— begin —

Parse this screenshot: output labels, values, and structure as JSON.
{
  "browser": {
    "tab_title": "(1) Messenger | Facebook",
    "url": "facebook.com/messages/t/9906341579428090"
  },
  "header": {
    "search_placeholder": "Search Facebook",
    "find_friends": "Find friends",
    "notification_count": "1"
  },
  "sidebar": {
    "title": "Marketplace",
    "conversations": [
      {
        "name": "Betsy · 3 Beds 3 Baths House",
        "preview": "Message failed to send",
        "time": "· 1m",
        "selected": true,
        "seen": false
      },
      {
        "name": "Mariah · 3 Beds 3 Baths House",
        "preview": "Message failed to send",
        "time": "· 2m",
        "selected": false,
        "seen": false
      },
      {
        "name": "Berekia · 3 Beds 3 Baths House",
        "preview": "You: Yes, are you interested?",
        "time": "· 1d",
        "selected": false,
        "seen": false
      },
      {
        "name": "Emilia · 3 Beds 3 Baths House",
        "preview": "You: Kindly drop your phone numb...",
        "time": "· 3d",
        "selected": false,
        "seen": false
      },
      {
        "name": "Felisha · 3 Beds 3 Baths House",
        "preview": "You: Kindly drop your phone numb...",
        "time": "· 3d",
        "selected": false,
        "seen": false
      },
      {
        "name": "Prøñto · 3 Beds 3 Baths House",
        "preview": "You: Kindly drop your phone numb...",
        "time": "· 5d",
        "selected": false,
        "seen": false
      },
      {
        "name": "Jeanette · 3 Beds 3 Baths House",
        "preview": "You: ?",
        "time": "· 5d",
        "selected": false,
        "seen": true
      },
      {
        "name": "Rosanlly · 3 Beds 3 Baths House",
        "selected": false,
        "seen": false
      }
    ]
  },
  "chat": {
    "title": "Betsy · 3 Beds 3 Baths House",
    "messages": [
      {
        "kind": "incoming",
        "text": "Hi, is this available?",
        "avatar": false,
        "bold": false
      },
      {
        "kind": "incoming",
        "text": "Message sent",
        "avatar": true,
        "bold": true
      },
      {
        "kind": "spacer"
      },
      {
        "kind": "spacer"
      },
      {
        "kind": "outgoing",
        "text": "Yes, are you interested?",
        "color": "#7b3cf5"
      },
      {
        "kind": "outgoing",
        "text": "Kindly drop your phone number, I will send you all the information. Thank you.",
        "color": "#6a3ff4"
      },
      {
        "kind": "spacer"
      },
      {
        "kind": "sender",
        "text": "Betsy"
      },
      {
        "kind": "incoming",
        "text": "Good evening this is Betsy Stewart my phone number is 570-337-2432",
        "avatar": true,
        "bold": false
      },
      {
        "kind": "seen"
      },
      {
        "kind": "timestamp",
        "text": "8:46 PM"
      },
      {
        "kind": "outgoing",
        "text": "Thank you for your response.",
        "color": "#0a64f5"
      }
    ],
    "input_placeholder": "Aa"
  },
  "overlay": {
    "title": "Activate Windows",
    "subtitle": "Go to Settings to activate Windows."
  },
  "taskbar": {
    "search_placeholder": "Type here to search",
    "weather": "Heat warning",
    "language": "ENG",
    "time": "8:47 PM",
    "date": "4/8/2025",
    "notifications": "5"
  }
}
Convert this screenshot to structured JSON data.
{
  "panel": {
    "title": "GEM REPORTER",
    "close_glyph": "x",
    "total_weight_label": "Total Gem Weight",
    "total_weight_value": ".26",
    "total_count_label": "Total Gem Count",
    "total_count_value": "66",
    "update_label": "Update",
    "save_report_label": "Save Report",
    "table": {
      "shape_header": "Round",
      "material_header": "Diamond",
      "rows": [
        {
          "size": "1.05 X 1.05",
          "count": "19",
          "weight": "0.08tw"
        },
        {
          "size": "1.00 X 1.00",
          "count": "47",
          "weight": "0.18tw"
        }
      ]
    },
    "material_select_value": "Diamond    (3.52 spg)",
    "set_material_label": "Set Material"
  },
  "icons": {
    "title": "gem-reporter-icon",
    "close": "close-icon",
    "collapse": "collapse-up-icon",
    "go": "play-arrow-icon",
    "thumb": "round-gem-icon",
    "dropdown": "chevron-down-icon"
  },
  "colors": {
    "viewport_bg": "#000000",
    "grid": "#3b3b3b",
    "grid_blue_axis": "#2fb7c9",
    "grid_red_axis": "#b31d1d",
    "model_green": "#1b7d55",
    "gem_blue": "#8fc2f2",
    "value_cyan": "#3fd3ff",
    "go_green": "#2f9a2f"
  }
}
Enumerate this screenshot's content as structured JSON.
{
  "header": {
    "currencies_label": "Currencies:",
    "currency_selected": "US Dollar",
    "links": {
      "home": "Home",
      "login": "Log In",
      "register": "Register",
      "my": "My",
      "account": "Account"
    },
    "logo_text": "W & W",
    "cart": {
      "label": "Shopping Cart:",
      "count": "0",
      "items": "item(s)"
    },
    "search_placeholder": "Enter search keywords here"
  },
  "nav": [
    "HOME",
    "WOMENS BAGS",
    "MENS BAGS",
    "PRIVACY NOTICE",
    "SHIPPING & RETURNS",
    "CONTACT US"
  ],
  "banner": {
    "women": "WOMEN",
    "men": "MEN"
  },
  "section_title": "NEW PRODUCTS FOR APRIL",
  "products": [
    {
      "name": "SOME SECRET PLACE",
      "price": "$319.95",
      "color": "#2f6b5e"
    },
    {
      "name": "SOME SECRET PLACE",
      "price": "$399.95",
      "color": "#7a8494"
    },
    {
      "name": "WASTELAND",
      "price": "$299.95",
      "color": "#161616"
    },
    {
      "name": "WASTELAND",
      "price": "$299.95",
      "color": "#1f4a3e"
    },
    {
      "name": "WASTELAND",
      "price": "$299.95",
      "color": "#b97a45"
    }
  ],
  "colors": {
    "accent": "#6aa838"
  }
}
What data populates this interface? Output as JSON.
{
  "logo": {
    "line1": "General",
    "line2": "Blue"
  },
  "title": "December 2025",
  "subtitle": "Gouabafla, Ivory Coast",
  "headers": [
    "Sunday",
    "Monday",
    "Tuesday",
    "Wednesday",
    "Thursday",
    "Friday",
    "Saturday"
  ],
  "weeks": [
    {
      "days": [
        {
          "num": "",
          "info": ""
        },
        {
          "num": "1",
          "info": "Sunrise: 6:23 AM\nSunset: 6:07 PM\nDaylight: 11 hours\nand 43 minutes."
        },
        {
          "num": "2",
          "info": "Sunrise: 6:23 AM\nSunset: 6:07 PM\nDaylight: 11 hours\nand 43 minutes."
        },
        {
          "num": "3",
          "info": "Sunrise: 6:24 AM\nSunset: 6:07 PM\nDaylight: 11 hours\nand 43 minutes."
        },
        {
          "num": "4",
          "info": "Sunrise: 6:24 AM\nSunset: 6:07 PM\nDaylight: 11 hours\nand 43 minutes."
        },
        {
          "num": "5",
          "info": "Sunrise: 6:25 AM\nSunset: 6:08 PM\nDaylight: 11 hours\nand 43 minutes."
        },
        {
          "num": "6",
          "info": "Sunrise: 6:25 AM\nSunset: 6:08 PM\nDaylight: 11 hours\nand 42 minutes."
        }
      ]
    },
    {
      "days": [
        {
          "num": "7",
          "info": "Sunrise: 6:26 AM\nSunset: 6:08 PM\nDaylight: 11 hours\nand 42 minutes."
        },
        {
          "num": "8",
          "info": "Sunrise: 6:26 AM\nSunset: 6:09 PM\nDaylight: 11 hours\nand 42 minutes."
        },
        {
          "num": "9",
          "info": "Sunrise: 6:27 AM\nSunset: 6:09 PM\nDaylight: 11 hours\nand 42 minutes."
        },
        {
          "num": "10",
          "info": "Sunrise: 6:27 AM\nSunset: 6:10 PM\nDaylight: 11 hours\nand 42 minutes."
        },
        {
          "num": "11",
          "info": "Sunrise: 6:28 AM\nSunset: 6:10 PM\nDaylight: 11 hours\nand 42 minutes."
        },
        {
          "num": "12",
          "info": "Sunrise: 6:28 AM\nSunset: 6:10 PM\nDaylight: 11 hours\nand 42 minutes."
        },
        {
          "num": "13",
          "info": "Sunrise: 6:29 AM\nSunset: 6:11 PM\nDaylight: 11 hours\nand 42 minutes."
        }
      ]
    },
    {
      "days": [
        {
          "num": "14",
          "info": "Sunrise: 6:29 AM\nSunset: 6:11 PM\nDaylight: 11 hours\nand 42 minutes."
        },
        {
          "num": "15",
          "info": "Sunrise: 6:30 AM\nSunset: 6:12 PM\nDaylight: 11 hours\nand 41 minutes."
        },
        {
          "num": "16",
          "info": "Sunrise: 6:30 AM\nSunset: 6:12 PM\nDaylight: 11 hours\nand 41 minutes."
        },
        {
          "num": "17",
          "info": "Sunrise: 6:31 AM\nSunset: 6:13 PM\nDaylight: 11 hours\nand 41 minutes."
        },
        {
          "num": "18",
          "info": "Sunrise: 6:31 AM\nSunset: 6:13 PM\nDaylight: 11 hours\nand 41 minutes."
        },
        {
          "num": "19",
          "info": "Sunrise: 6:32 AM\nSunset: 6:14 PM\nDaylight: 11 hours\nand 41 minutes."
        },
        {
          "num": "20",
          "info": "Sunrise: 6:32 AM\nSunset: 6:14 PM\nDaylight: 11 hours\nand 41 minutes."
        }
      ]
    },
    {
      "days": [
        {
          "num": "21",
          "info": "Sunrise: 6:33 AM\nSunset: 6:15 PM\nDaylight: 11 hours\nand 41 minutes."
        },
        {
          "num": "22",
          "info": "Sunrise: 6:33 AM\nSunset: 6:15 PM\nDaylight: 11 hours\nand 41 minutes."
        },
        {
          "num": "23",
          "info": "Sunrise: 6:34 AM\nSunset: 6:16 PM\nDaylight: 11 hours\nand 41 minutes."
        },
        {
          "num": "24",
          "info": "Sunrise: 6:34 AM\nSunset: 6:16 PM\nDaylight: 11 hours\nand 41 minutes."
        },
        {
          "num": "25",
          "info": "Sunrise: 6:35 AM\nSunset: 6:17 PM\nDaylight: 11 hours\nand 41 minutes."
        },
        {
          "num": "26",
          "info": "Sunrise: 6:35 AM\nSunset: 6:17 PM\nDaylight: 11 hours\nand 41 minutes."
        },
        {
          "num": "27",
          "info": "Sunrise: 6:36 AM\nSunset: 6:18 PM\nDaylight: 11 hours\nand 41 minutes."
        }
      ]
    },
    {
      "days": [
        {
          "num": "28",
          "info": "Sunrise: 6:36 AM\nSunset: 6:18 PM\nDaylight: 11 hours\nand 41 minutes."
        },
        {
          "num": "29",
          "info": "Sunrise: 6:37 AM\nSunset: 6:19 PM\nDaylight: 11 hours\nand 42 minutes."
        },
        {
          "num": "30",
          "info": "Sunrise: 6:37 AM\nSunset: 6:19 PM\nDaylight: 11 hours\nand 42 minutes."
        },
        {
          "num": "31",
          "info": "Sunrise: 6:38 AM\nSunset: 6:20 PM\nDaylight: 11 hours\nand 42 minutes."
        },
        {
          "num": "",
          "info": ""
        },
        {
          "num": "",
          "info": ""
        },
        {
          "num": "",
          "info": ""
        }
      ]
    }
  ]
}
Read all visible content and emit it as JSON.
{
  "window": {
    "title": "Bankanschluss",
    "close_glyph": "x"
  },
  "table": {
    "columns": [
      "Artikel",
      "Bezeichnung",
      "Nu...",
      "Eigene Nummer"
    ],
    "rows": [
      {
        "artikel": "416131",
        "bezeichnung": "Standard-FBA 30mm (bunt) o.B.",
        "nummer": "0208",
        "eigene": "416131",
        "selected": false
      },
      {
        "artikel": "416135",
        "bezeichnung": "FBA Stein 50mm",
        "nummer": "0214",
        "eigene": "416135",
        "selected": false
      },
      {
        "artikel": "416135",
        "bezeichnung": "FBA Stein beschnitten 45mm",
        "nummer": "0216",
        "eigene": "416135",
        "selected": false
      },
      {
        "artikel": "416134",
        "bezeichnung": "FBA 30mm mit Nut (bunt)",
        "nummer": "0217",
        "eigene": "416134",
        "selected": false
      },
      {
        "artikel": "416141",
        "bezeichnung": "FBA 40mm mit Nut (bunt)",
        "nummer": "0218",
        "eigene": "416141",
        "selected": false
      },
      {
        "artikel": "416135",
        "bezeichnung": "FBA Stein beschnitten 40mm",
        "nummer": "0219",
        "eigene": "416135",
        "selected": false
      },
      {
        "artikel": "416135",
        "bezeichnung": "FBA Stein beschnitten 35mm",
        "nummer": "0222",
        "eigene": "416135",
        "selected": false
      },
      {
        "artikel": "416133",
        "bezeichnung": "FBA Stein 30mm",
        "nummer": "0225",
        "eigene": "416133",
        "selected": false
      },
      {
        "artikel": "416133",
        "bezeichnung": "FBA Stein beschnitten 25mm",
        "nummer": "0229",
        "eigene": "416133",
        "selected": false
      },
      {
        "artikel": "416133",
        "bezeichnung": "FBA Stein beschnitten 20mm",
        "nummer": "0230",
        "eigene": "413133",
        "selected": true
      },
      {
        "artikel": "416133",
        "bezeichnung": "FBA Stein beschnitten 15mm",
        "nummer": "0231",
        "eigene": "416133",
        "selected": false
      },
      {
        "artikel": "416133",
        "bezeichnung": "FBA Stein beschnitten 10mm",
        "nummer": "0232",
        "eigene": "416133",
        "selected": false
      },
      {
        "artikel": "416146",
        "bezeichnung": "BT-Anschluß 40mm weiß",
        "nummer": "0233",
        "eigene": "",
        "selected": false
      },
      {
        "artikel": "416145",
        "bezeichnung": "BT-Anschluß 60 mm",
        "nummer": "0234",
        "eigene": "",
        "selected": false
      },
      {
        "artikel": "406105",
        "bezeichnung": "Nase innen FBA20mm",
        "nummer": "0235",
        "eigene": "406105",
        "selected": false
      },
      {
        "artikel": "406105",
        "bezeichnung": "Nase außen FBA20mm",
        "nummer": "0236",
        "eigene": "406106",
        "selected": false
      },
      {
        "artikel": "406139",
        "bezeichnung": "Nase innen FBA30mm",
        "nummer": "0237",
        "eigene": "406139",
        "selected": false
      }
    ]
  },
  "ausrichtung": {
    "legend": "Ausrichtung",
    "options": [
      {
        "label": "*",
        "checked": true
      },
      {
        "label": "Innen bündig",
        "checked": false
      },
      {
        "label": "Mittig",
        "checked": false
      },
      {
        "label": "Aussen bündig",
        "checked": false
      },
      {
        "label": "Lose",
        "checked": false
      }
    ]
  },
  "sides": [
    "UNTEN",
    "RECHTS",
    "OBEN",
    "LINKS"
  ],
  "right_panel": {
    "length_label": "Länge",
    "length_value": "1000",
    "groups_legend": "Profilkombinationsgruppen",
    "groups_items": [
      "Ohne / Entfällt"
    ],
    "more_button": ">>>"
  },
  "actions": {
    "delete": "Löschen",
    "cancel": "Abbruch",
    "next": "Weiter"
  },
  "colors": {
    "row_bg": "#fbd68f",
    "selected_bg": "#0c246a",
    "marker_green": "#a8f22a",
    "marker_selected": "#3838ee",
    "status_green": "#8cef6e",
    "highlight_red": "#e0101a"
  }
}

— end —

→ **Your goal**: Where does the word "data" appear in the listing? List each line that holds it.

→ **Correct response**:
Convert this screenshot to structured JSON data.
What data populates this interface? Output as JSON.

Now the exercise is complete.